→ TASK REQUIREMENTS: Reproduce every record below exactly as written, leaving out any pictures.

## START RAW RECORDS

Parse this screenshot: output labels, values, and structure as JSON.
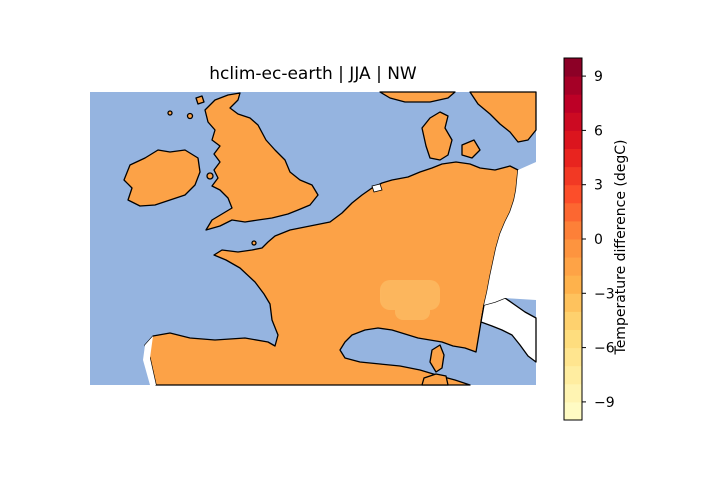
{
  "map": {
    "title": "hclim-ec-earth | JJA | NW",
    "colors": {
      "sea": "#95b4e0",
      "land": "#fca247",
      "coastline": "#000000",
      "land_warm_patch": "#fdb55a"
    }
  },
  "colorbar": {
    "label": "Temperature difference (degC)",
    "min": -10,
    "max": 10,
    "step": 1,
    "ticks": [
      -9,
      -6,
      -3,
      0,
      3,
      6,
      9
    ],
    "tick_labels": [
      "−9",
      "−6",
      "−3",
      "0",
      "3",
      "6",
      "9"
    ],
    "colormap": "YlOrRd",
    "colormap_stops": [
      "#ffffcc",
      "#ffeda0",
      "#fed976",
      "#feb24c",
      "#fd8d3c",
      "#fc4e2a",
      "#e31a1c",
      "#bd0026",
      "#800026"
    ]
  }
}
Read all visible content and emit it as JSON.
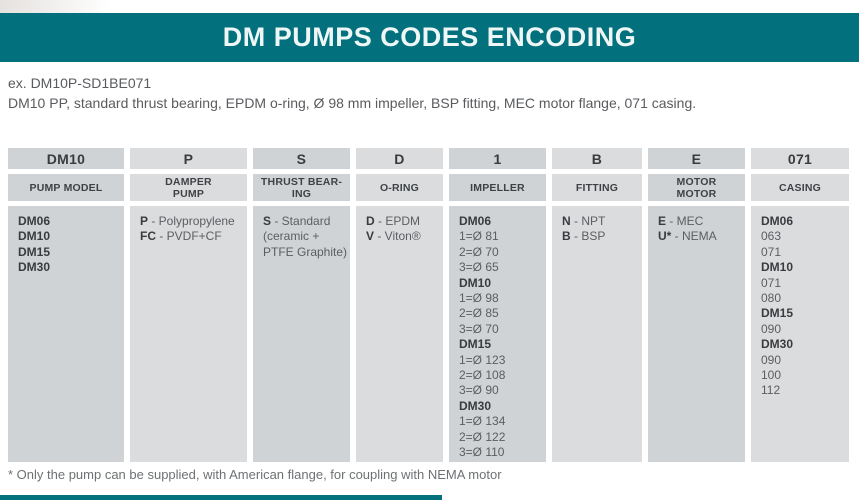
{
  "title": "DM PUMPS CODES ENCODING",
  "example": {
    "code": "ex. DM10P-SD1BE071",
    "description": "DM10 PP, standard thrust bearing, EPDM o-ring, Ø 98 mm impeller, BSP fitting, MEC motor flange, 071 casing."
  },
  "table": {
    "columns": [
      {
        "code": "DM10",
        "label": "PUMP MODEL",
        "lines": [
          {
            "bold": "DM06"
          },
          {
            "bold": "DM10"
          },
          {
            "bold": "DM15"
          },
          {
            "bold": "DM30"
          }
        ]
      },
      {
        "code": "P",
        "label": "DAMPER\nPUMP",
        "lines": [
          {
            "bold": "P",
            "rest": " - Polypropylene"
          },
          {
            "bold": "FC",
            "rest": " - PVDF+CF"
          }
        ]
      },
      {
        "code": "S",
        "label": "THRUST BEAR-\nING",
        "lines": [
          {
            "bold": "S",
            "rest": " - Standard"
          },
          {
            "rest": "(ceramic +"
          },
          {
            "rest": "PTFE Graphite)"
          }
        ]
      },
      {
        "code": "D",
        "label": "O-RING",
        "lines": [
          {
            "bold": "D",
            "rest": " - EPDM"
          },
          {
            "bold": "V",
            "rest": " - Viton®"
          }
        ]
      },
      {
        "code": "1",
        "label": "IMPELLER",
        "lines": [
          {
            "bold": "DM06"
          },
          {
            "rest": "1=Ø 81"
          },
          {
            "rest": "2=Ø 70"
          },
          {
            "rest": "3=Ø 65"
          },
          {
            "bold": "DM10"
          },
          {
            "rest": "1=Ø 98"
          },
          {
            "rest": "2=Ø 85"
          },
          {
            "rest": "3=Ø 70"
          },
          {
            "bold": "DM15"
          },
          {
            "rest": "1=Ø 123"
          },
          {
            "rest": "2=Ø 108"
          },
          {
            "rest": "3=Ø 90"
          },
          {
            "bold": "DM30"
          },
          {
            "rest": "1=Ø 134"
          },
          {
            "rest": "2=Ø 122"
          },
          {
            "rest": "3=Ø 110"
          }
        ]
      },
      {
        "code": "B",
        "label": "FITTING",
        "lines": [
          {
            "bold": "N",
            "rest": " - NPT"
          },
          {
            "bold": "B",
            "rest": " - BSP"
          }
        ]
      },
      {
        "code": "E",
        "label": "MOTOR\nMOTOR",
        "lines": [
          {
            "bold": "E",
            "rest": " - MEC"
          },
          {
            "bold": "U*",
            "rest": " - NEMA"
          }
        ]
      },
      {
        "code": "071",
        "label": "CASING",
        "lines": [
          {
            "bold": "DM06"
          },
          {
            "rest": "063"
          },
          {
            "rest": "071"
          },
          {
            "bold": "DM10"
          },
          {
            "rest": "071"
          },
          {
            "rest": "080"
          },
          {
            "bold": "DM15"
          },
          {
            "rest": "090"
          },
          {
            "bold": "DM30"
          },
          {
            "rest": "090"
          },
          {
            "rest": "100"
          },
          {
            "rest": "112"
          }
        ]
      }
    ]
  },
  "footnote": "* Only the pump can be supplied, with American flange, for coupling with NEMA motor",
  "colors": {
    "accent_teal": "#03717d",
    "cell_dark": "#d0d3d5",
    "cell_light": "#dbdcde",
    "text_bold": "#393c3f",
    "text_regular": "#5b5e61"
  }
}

## END RAW RECORDS

→ ANSWER:
Parse this screenshot: output labels, values, and structure as JSON.
{
  "map": {
    "title": "hclim-ec-earth | JJA | NW",
    "colors": {
      "sea": "#95b4e0",
      "land": "#fca247",
      "coastline": "#000000",
      "land_warm_patch": "#fdb55a"
    }
  },
  "colorbar": {
    "label": "Temperature difference (degC)",
    "min": -10,
    "max": 10,
    "step": 1,
    "ticks": [
      -9,
      -6,
      -3,
      0,
      3,
      6,
      9
    ],
    "tick_labels": [
      "−9",
      "−6",
      "−3",
      "0",
      "3",
      "6",
      "9"
    ],
    "colormap": "YlOrRd",
    "colormap_stops": [
      "#ffffcc",
      "#ffeda0",
      "#fed976",
      "#feb24c",
      "#fd8d3c",
      "#fc4e2a",
      "#e31a1c",
      "#bd0026",
      "#800026"
    ]
  }
}
Read all visible content and emit it as JSON.
{
  "title": "DM PUMPS CODES ENCODING",
  "example": {
    "code": "ex. DM10P-SD1BE071",
    "description": "DM10 PP, standard thrust bearing, EPDM o-ring, Ø 98 mm impeller, BSP fitting, MEC motor flange, 071 casing."
  },
  "table": {
    "columns": [
      {
        "code": "DM10",
        "label": "PUMP MODEL",
        "lines": [
          {
            "bold": "DM06"
          },
          {
            "bold": "DM10"
          },
          {
            "bold": "DM15"
          },
          {
            "bold": "DM30"
          }
        ]
      },
      {
        "code": "P",
        "label": "DAMPER\nPUMP",
        "lines": [
          {
            "bold": "P",
            "rest": " - Polypropylene"
          },
          {
            "bold": "FC",
            "rest": " - PVDF+CF"
          }
        ]
      },
      {
        "code": "S",
        "label": "THRUST BEAR-\nING",
        "lines": [
          {
            "bold": "S",
            "rest": " - Standard"
          },
          {
            "rest": "(ceramic +"
          },
          {
            "rest": "PTFE Graphite)"
          }
        ]
      },
      {
        "code": "D",
        "label": "O-RING",
        "lines": [
          {
            "bold": "D",
            "rest": " - EPDM"
          },
          {
            "bold": "V",
            "rest": " - Viton®"
          }
        ]
      },
      {
        "code": "1",
        "label": "IMPELLER",
        "lines": [
          {
            "bold": "DM06"
          },
          {
            "rest": "1=Ø 81"
          },
          {
            "rest": "2=Ø 70"
          },
          {
            "rest": "3=Ø 65"
          },
          {
            "bold": "DM10"
          },
          {
            "rest": "1=Ø 98"
          },
          {
            "rest": "2=Ø 85"
          },
          {
            "rest": "3=Ø 70"
          },
          {
            "bold": "DM15"
          },
          {
            "rest": "1=Ø 123"
          },
          {
            "rest": "2=Ø 108"
          },
          {
            "rest": "3=Ø 90"
          },
          {
            "bold": "DM30"
          },
          {
            "rest": "1=Ø 134"
          },
          {
            "rest": "2=Ø 122"
          },
          {
            "rest": "3=Ø 110"
          }
        ]
      },
      {
        "code": "B",
        "label": "FITTING",
        "lines": [
          {
            "bold": "N",
            "rest": " - NPT"
          },
          {
            "bold": "B",
            "rest": " - BSP"
          }
        ]
      },
      {
        "code": "E",
        "label": "MOTOR\nMOTOR",
        "lines": [
          {
            "bold": "E",
            "rest": " - MEC"
          },
          {
            "bold": "U*",
            "rest": " - NEMA"
          }
        ]
      },
      {
        "code": "071",
        "label": "CASING",
        "lines": [
          {
            "bold": "DM06"
          },
          {
            "rest": "063"
          },
          {
            "rest": "071"
          },
          {
            "bold": "DM10"
          },
          {
            "rest": "071"
          },
          {
            "rest": "080"
          },
          {
            "bold": "DM15"
          },
          {
            "rest": "090"
          },
          {
            "bold": "DM30"
          },
          {
            "rest": "090"
          },
          {
            "rest": "100"
          },
          {
            "rest": "112"
          }
        ]
      }
    ]
  },
  "footnote": "* Only the pump can be supplied, with American flange, for coupling with NEMA motor",
  "colors": {
    "accent_teal": "#03717d",
    "cell_dark": "#d0d3d5",
    "cell_light": "#dbdcde",
    "text_bold": "#393c3f",
    "text_regular": "#5b5e61"
  }
}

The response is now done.